** Start **
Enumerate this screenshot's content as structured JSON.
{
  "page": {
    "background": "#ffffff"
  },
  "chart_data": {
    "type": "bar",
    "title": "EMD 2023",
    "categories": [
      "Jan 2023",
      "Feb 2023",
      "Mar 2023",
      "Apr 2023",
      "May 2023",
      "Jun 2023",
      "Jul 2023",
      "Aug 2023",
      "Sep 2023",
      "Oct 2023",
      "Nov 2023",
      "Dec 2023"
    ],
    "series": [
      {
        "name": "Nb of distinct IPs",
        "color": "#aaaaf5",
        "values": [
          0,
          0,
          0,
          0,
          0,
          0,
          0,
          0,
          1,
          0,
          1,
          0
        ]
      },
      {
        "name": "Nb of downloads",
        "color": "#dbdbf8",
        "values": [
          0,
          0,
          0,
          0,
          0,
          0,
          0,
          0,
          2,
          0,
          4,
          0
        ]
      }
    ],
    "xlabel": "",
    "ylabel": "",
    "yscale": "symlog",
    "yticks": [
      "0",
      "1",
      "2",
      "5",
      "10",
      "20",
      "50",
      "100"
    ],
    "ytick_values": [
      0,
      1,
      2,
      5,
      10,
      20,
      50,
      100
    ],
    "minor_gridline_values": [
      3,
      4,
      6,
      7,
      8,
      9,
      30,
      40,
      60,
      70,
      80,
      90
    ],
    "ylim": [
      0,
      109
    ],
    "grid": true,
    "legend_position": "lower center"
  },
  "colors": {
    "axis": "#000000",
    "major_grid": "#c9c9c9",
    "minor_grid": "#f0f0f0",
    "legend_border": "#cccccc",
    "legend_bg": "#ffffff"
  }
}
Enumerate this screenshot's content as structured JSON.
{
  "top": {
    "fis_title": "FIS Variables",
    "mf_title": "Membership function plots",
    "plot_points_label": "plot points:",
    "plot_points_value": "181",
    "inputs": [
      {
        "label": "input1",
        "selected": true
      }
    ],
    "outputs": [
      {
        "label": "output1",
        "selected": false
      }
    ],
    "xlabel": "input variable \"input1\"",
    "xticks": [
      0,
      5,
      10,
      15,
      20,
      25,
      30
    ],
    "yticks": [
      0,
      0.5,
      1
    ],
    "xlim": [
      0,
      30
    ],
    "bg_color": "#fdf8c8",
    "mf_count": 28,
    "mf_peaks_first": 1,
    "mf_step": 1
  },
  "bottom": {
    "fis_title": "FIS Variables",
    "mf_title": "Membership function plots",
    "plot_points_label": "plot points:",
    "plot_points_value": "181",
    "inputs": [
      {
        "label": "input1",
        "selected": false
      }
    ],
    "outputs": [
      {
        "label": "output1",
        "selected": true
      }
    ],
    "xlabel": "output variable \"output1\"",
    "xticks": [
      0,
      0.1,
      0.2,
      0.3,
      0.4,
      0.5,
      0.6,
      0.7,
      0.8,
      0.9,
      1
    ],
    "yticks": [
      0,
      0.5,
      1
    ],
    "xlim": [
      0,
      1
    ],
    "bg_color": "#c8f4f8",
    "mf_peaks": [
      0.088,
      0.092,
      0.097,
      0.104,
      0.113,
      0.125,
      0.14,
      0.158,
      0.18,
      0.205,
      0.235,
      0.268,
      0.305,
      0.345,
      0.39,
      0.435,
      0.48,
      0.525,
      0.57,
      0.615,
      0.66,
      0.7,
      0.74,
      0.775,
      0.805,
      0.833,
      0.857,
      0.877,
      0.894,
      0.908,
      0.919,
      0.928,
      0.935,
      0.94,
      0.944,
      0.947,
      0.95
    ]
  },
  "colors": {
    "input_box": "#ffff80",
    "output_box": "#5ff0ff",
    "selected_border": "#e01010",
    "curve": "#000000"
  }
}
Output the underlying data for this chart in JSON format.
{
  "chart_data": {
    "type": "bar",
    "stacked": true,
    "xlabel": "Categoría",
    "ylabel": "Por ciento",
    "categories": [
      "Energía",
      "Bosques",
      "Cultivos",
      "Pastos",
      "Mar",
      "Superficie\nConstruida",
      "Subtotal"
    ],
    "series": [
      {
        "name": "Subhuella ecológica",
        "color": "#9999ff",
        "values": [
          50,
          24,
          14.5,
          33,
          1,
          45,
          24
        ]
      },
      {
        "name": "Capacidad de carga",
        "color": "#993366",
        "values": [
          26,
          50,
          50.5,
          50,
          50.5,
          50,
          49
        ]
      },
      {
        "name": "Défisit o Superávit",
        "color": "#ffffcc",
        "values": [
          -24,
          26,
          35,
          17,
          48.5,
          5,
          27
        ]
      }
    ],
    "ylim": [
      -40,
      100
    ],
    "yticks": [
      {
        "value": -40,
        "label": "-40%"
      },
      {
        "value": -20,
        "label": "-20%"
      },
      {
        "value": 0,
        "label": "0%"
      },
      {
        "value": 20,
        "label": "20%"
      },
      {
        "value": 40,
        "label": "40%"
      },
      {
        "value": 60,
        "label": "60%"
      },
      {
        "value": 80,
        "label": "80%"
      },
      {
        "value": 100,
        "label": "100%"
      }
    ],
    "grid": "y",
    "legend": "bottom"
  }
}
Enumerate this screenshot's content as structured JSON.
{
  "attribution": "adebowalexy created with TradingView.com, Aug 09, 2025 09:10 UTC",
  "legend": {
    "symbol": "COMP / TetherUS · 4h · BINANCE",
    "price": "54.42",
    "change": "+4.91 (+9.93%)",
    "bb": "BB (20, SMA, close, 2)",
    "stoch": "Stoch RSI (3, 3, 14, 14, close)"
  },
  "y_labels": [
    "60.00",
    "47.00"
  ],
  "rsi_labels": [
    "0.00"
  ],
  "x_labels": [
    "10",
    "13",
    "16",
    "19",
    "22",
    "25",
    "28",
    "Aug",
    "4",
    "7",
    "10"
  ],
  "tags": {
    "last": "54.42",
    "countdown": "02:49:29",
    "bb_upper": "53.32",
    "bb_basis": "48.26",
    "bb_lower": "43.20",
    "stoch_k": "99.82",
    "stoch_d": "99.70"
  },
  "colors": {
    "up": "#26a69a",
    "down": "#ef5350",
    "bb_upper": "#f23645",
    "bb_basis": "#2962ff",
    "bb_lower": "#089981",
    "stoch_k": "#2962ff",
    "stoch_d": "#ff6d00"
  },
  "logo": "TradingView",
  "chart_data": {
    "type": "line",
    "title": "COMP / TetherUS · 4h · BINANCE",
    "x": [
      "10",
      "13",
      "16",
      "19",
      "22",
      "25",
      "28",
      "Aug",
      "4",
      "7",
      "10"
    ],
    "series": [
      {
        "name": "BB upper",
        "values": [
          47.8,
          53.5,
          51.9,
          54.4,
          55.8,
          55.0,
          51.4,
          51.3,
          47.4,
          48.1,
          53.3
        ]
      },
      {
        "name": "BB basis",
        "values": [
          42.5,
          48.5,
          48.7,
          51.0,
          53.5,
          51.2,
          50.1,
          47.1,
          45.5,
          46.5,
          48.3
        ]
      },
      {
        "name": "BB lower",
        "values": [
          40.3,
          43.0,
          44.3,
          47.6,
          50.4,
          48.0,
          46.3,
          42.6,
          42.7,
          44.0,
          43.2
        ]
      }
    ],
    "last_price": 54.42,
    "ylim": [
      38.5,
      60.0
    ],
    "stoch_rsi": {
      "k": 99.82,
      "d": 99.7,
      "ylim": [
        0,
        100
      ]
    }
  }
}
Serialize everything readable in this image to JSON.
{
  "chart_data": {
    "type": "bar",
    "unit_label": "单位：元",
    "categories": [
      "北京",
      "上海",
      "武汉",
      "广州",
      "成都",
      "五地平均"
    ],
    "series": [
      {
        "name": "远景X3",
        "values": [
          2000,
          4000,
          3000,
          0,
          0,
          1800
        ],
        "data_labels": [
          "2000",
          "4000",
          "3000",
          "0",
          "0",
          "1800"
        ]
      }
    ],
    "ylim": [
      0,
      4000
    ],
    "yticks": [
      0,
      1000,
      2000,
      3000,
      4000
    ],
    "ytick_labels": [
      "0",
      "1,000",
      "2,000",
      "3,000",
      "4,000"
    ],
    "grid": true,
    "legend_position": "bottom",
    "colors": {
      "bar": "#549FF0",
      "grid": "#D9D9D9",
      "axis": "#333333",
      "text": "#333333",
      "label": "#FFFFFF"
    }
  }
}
** End **
AIM:
The records are above. How many lines in them contain the word "BINANCE"? Give the number alone.

COMPLETE OUTPUT:
2